Task requirements –
Scan the lines below for "Answer"; report the number of lines that contain it, and only that.
------------------------------------------------------------
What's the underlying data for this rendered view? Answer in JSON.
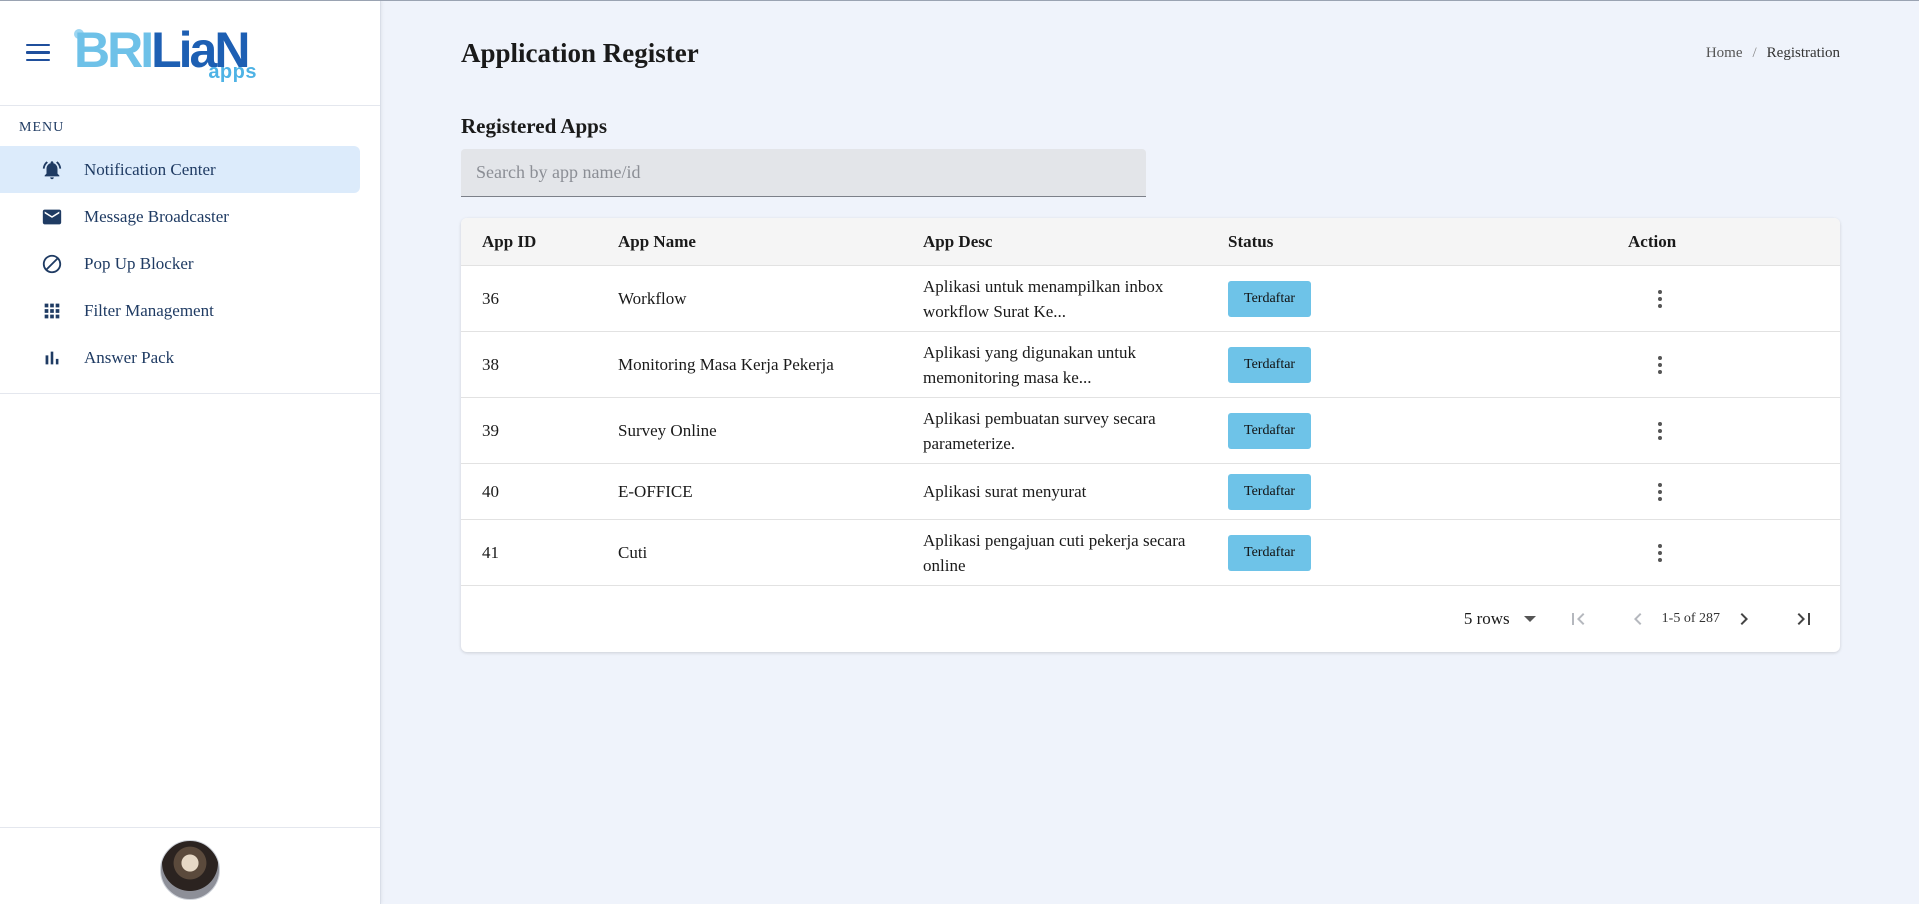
{
  "brand": {
    "logo_text_light": "BRI",
    "logo_text_dark": "LiaN",
    "logo_sub": "apps"
  },
  "sidebar": {
    "menu_label": "MENU",
    "items": [
      {
        "label": "Notification Center",
        "icon": "bell-icon",
        "active": true
      },
      {
        "label": "Message Broadcaster",
        "icon": "envelope-icon",
        "active": false
      },
      {
        "label": "Pop Up Blocker",
        "icon": "block-icon",
        "active": false
      },
      {
        "label": "Filter Management",
        "icon": "grid-icon",
        "active": false
      },
      {
        "label": "Answer Pack",
        "icon": "bar-chart-icon",
        "active": false
      }
    ]
  },
  "header": {
    "title": "Application Register",
    "breadcrumb": {
      "home": "Home",
      "separator": "/",
      "current": "Registration"
    }
  },
  "section": {
    "title": "Registered Apps"
  },
  "search": {
    "placeholder": "Search by app name/id",
    "value": ""
  },
  "table": {
    "columns": {
      "id": "App ID",
      "name": "App Name",
      "desc": "App Desc",
      "status": "Status",
      "action": "Action"
    },
    "rows": [
      {
        "id": "36",
        "name": "Workflow",
        "desc": "Aplikasi untuk menampilkan inbox workflow Surat Ke...",
        "status": "Terdaftar"
      },
      {
        "id": "38",
        "name": "Monitoring Masa Kerja Pekerja",
        "desc": "Aplikasi yang digunakan untuk memonitoring masa ke...",
        "status": "Terdaftar"
      },
      {
        "id": "39",
        "name": "Survey Online",
        "desc": "Aplikasi pembuatan survey secara parameterize.",
        "status": "Terdaftar"
      },
      {
        "id": "40",
        "name": "E-OFFICE",
        "desc": "Aplikasi surat menyurat",
        "status": "Terdaftar"
      },
      {
        "id": "41",
        "name": "Cuti",
        "desc": "Aplikasi pengajuan cuti pekerja secara online",
        "status": "Terdaftar"
      }
    ]
  },
  "pagination": {
    "rows_label": "5 rows",
    "range": "1-5 of 287"
  },
  "colors": {
    "accent": "#1d5fb3",
    "badge": "#6ec3e8",
    "active_nav": "#dcebfb",
    "background": "#eff3fb"
  }
}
------------------------------------------------------------
Final result –
2